-- Begin --
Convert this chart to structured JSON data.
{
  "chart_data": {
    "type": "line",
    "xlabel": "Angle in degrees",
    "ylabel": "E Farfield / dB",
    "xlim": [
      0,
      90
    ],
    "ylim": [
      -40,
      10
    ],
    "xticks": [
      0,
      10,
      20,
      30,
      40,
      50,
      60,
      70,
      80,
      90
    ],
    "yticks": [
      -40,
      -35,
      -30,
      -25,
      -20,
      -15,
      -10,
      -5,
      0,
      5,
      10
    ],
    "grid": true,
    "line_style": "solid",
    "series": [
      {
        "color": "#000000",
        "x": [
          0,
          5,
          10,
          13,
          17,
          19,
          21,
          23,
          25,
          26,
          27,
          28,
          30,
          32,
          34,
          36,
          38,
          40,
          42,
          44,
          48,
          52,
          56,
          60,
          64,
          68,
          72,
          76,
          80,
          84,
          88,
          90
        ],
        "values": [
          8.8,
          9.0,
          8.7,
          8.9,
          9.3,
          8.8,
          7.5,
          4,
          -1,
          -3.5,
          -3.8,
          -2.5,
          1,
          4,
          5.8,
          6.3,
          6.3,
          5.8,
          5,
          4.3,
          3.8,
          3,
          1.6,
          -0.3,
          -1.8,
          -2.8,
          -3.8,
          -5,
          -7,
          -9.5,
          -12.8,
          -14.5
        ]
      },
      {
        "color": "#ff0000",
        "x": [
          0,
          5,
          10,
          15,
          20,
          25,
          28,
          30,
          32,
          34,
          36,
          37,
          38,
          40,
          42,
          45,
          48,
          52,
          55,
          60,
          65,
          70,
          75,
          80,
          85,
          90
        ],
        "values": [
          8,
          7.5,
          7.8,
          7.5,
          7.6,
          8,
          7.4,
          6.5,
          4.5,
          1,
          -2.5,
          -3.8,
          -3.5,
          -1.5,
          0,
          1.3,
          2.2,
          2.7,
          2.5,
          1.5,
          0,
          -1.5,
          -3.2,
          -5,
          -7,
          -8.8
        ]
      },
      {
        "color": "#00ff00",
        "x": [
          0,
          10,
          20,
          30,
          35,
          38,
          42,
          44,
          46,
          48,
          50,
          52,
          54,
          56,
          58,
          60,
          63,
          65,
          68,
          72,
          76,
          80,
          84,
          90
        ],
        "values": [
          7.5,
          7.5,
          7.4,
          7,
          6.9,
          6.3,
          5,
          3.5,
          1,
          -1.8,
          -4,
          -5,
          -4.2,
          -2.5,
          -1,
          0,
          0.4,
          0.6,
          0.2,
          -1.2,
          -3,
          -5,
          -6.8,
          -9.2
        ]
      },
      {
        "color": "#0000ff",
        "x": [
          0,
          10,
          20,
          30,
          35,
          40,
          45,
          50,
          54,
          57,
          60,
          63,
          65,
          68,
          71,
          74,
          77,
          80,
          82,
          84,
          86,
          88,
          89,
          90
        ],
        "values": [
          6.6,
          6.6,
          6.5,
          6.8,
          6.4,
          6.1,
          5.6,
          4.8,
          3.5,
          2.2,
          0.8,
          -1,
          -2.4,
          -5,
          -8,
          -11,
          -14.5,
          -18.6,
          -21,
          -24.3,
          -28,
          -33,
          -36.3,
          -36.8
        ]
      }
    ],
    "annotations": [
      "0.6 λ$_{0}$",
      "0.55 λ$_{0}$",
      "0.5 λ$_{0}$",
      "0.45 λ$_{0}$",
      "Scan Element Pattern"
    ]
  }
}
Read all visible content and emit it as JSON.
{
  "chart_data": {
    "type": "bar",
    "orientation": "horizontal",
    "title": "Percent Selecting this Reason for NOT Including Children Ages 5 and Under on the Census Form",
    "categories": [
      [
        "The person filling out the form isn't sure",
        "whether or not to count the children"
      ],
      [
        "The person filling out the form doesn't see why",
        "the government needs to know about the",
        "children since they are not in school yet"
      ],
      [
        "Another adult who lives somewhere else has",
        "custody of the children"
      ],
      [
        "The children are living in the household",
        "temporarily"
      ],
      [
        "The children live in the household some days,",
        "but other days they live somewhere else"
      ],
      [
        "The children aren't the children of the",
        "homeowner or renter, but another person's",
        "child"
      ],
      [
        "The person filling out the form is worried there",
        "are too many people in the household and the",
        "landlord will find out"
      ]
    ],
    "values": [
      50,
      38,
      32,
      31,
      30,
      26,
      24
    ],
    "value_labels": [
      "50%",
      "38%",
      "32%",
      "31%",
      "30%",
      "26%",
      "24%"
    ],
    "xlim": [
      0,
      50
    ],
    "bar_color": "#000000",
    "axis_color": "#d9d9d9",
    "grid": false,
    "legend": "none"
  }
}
-- End --
> [YOUR GOAL]: Show, from the material above, each line that includes the string "this".

> [WRITTEN RESPONSE]:
Convert this chart to structured JSON data.
    "title": "Percent Selecting this Reason for NOT Including Children Ages 5 and Under on the Census Form",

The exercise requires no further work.